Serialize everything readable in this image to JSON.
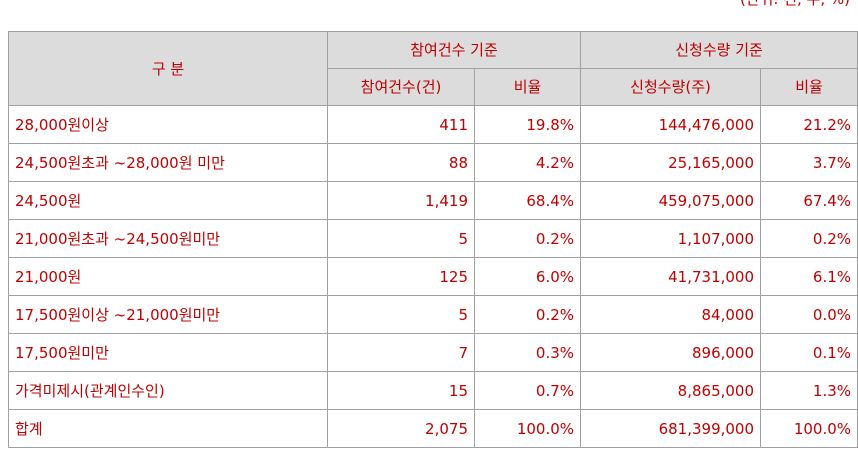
{
  "unit_note": "(단위: 건, 주, %)",
  "headers": {
    "category": "구 분",
    "group_participation": "참여건수 기준",
    "group_quantity": "신청수량 기준",
    "participation_count": "참여건수(건)",
    "participation_ratio": "비율",
    "quantity": "신청수량(주)",
    "quantity_ratio": "비율"
  },
  "rows": [
    {
      "label": "28,000원이상",
      "count": "411",
      "count_ratio": "19.8%",
      "quantity": "144,476,000",
      "quantity_ratio": "21.2%"
    },
    {
      "label": "24,500원초과 ~28,000원 미만",
      "count": "88",
      "count_ratio": "4.2%",
      "quantity": "25,165,000",
      "quantity_ratio": "3.7%"
    },
    {
      "label": "24,500원",
      "count": "1,419",
      "count_ratio": "68.4%",
      "quantity": "459,075,000",
      "quantity_ratio": "67.4%"
    },
    {
      "label": "21,000원초과 ~24,500원미만",
      "count": "5",
      "count_ratio": "0.2%",
      "quantity": "1,107,000",
      "quantity_ratio": "0.2%"
    },
    {
      "label": "21,000원",
      "count": "125",
      "count_ratio": "6.0%",
      "quantity": "41,731,000",
      "quantity_ratio": "6.1%"
    },
    {
      "label": "17,500원이상 ~21,000원미만",
      "count": "5",
      "count_ratio": "0.2%",
      "quantity": "84,000",
      "quantity_ratio": "0.0%"
    },
    {
      "label": "17,500원미만",
      "count": "7",
      "count_ratio": "0.3%",
      "quantity": "896,000",
      "quantity_ratio": "0.1%"
    },
    {
      "label": "가격미제시(관계인수인)",
      "count": "15",
      "count_ratio": "0.7%",
      "quantity": "8,865,000",
      "quantity_ratio": "1.3%"
    },
    {
      "label": "합계",
      "count": "2,075",
      "count_ratio": "100.0%",
      "quantity": "681,399,000",
      "quantity_ratio": "100.0%"
    }
  ]
}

* * *

*Task directions*
Set down the material exactly, every line of it, except for the pictures.

*Answer to the task*
Serialize everything readable in this image to JSON.
{
  "unit_note": "(단위: 건, 주, %)",
  "headers": {
    "category": "구 분",
    "group_participation": "참여건수 기준",
    "group_quantity": "신청수량 기준",
    "participation_count": "참여건수(건)",
    "participation_ratio": "비율",
    "quantity": "신청수량(주)",
    "quantity_ratio": "비율"
  },
  "rows": [
    {
      "label": "28,000원이상",
      "count": "411",
      "count_ratio": "19.8%",
      "quantity": "144,476,000",
      "quantity_ratio": "21.2%"
    },
    {
      "label": "24,500원초과 ~28,000원 미만",
      "count": "88",
      "count_ratio": "4.2%",
      "quantity": "25,165,000",
      "quantity_ratio": "3.7%"
    },
    {
      "label": "24,500원",
      "count": "1,419",
      "count_ratio": "68.4%",
      "quantity": "459,075,000",
      "quantity_ratio": "67.4%"
    },
    {
      "label": "21,000원초과 ~24,500원미만",
      "count": "5",
      "count_ratio": "0.2%",
      "quantity": "1,107,000",
      "quantity_ratio": "0.2%"
    },
    {
      "label": "21,000원",
      "count": "125",
      "count_ratio": "6.0%",
      "quantity": "41,731,000",
      "quantity_ratio": "6.1%"
    },
    {
      "label": "17,500원이상 ~21,000원미만",
      "count": "5",
      "count_ratio": "0.2%",
      "quantity": "84,000",
      "quantity_ratio": "0.0%"
    },
    {
      "label": "17,500원미만",
      "count": "7",
      "count_ratio": "0.3%",
      "quantity": "896,000",
      "quantity_ratio": "0.1%"
    },
    {
      "label": "가격미제시(관계인수인)",
      "count": "15",
      "count_ratio": "0.7%",
      "quantity": "8,865,000",
      "quantity_ratio": "1.3%"
    },
    {
      "label": "합계",
      "count": "2,075",
      "count_ratio": "100.0%",
      "quantity": "681,399,000",
      "quantity_ratio": "100.0%"
    }
  ]
}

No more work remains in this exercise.